(Data entries)
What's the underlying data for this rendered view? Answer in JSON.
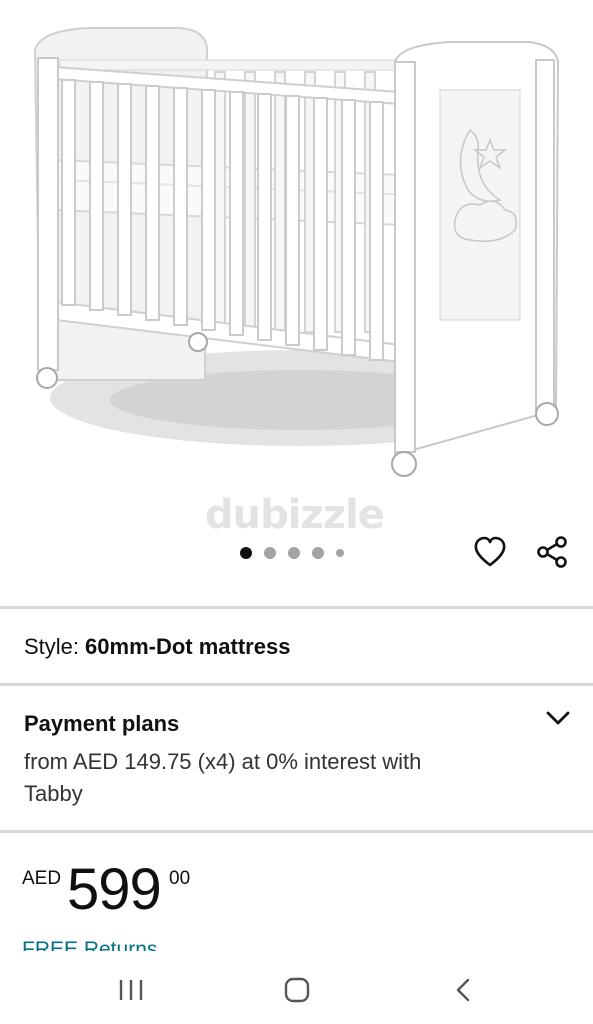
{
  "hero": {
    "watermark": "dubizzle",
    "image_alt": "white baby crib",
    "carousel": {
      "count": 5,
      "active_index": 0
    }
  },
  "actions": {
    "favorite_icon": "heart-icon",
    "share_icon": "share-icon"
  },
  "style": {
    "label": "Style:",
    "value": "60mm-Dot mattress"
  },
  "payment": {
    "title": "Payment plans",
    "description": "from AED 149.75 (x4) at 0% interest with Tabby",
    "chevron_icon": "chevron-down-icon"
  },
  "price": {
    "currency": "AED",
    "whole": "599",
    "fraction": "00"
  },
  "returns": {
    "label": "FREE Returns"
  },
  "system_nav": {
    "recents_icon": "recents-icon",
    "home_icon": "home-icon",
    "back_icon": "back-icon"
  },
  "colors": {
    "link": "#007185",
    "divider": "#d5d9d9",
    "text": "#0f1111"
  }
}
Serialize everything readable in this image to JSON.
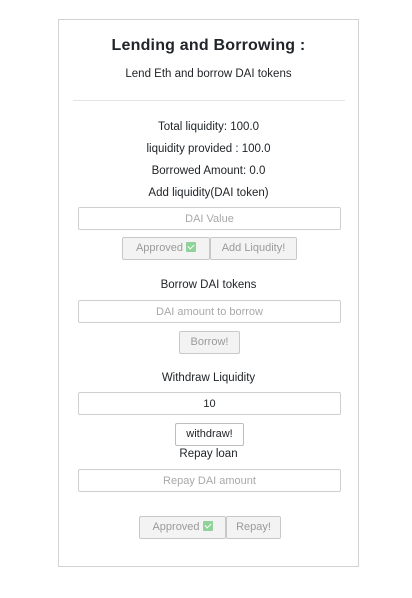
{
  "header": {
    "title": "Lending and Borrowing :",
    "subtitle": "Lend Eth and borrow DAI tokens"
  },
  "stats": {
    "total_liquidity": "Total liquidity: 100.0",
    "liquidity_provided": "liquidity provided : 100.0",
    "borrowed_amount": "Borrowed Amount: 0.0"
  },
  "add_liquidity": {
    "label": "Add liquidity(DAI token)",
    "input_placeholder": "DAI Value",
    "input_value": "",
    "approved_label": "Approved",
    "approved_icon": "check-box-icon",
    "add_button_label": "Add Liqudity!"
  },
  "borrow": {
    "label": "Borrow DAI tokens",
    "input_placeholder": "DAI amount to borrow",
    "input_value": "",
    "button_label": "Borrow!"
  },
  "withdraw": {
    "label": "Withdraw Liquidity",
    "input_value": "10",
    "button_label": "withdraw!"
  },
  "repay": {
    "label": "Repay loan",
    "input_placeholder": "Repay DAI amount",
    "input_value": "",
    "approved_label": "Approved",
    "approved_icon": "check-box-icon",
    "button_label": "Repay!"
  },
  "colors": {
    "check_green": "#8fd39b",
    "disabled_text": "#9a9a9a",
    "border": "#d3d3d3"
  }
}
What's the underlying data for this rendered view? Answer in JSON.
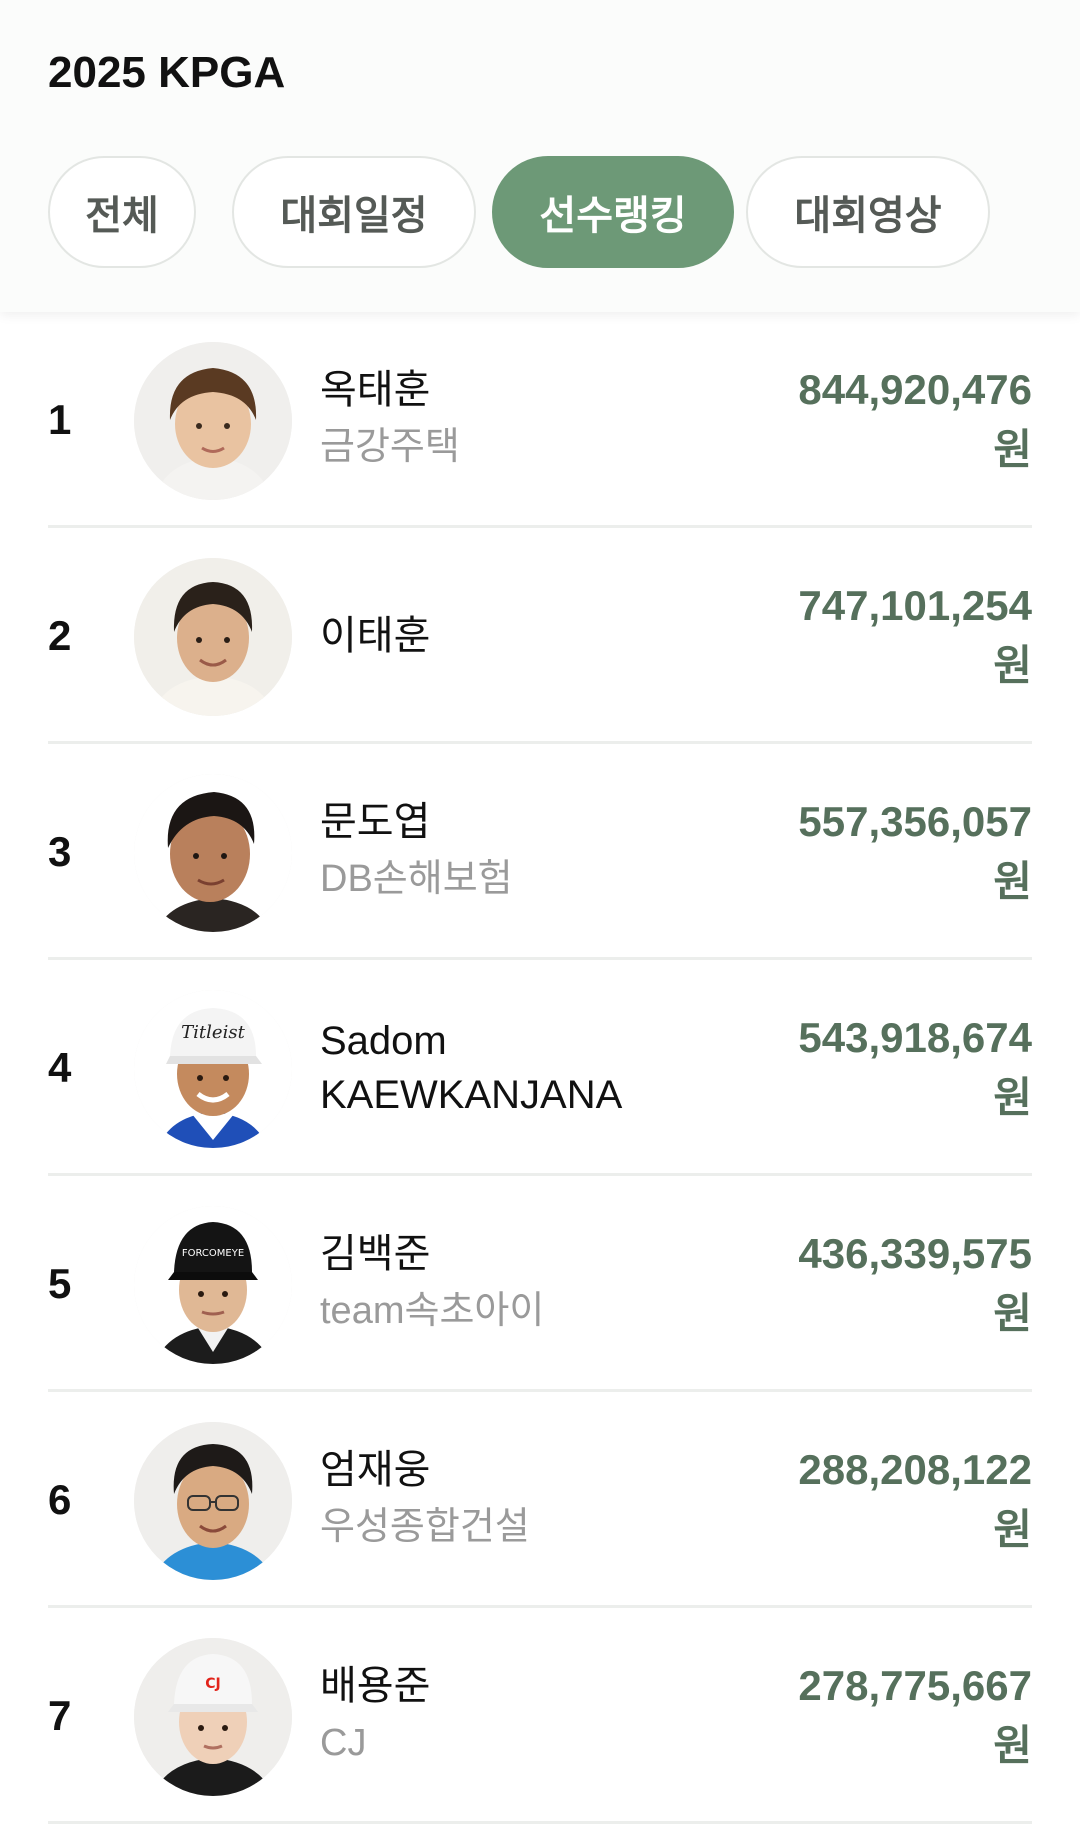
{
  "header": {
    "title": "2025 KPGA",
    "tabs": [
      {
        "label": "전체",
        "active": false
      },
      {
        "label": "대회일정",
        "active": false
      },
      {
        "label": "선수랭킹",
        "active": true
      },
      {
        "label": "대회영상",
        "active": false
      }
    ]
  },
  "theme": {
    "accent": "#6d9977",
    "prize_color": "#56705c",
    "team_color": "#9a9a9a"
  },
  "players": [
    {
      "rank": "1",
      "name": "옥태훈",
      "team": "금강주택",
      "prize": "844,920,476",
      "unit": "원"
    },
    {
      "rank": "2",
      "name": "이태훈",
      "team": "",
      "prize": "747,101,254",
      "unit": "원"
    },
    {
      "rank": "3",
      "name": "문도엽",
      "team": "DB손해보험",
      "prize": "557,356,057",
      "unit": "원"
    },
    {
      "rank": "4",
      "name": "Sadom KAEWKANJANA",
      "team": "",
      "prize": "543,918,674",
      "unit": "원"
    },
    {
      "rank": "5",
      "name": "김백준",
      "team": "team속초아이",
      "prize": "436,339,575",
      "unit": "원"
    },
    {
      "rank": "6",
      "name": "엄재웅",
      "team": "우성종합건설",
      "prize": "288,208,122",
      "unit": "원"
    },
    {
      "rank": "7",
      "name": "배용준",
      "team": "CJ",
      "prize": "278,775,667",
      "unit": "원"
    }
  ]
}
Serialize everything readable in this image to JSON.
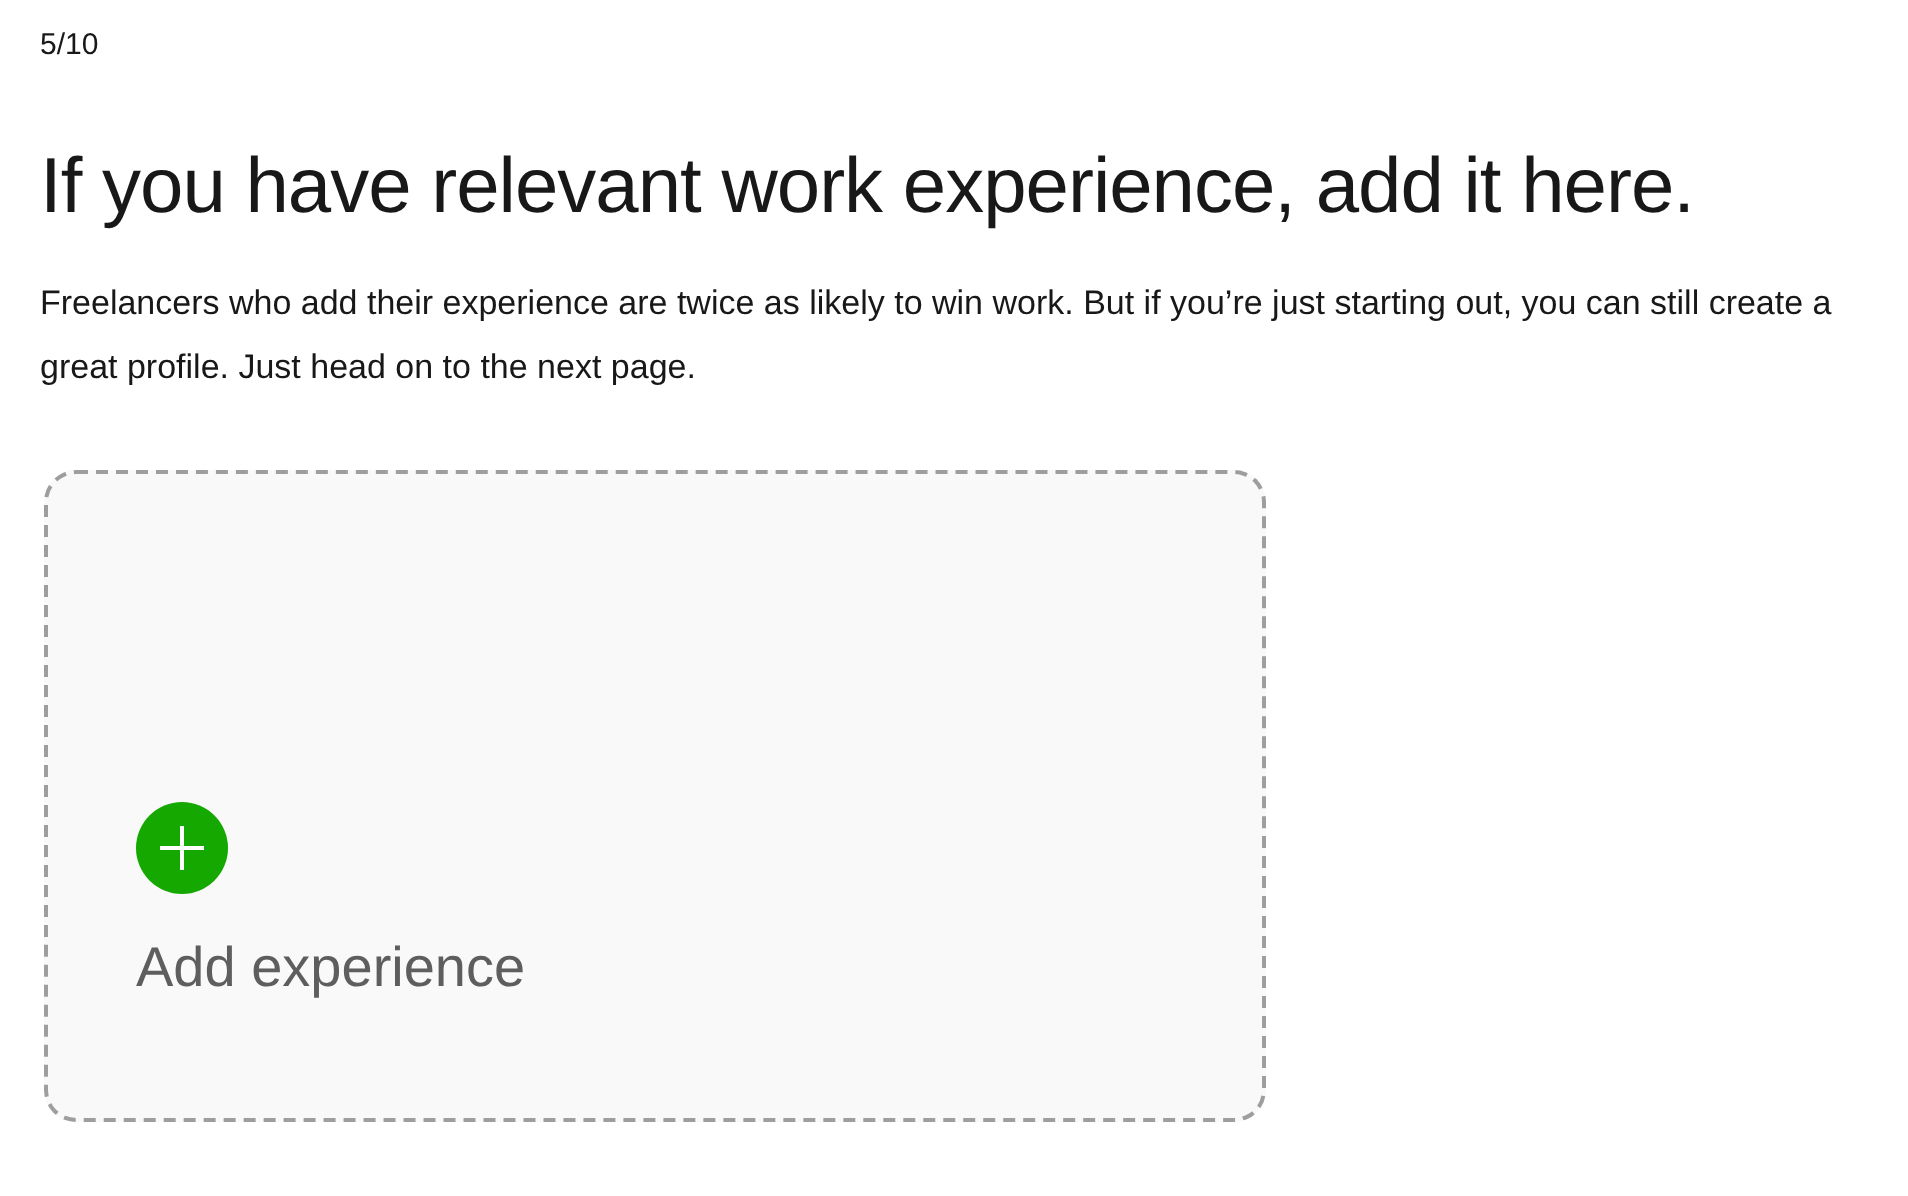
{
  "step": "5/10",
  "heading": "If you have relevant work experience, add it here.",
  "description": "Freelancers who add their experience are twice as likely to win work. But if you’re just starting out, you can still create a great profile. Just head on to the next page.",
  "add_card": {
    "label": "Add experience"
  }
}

(Problem requirements)
All of the data above should be quoted exactly, except for the pictures.

(Exercise solution)
What's the underlying data for this rendered view? Answer in JSON.
{
  "hero": {
    "watermark": "dubizzle",
    "image_alt": "white baby crib",
    "carousel": {
      "count": 5,
      "active_index": 0
    }
  },
  "actions": {
    "favorite_icon": "heart-icon",
    "share_icon": "share-icon"
  },
  "style": {
    "label": "Style:",
    "value": "60mm-Dot mattress"
  },
  "payment": {
    "title": "Payment plans",
    "description": "from AED 149.75 (x4) at 0% interest with Tabby",
    "chevron_icon": "chevron-down-icon"
  },
  "price": {
    "currency": "AED",
    "whole": "599",
    "fraction": "00"
  },
  "returns": {
    "label": "FREE Returns"
  },
  "system_nav": {
    "recents_icon": "recents-icon",
    "home_icon": "home-icon",
    "back_icon": "back-icon"
  },
  "colors": {
    "link": "#007185",
    "divider": "#d5d9d9",
    "text": "#0f1111"
  }
}
Serialize everything readable in this image to JSON.
{
  "header": {
    "title": "Lending and Borrowing :",
    "subtitle": "Lend Eth and borrow DAI tokens"
  },
  "stats": {
    "total_liquidity": "Total liquidity: 100.0",
    "liquidity_provided": "liquidity provided : 100.0",
    "borrowed_amount": "Borrowed Amount: 0.0"
  },
  "add_liquidity": {
    "label": "Add liquidity(DAI token)",
    "input_placeholder": "DAI Value",
    "input_value": "",
    "approved_label": "Approved",
    "approved_icon": "check-box-icon",
    "add_button_label": "Add Liqudity!"
  },
  "borrow": {
    "label": "Borrow DAI tokens",
    "input_placeholder": "DAI amount to borrow",
    "input_value": "",
    "button_label": "Borrow!"
  },
  "withdraw": {
    "label": "Withdraw Liquidity",
    "input_value": "10",
    "button_label": "withdraw!"
  },
  "repay": {
    "label": "Repay loan",
    "input_placeholder": "Repay DAI amount",
    "input_value": "",
    "approved_label": "Approved",
    "approved_icon": "check-box-icon",
    "button_label": "Repay!"
  },
  "colors": {
    "check_green": "#8fd39b",
    "disabled_text": "#9a9a9a",
    "border": "#d3d3d3"
  }
}
What's the underlying data for this rendered view? Answer in JSON.
{
  "header": {
    "title": "2025 KPGA",
    "tabs": [
      {
        "label": "전체",
        "active": false
      },
      {
        "label": "대회일정",
        "active": false
      },
      {
        "label": "선수랭킹",
        "active": true
      },
      {
        "label": "대회영상",
        "active": false
      }
    ]
  },
  "theme": {
    "accent": "#6d9977",
    "prize_color": "#56705c",
    "team_color": "#9a9a9a"
  },
  "players": [
    {
      "rank": "1",
      "name": "옥태훈",
      "team": "금강주택",
      "prize": "844,920,476",
      "unit": "원"
    },
    {
      "rank": "2",
      "name": "이태훈",
      "team": "",
      "prize": "747,101,254",
      "unit": "원"
    },
    {
      "rank": "3",
      "name": "문도엽",
      "team": "DB손해보험",
      "prize": "557,356,057",
      "unit": "원"
    },
    {
      "rank": "4",
      "name": "Sadom KAEWKANJANA",
      "team": "",
      "prize": "543,918,674",
      "unit": "원"
    },
    {
      "rank": "5",
      "name": "김백준",
      "team": "team속초아이",
      "prize": "436,339,575",
      "unit": "원"
    },
    {
      "rank": "6",
      "name": "엄재웅",
      "team": "우성종합건설",
      "prize": "288,208,122",
      "unit": "원"
    },
    {
      "rank": "7",
      "name": "배용준",
      "team": "CJ",
      "prize": "278,775,667",
      "unit": "원"
    }
  ]
}
Serialize everything readable in this image to JSON.
{
  "step": "5/10",
  "heading": "If you have relevant work experience, add it here.",
  "description": "Freelancers who add their experience are twice as likely to win work. But if you’re just starting out, you can still create a great profile. Just head on to the next page.",
  "add_card": {
    "label": "Add experience"
  }
}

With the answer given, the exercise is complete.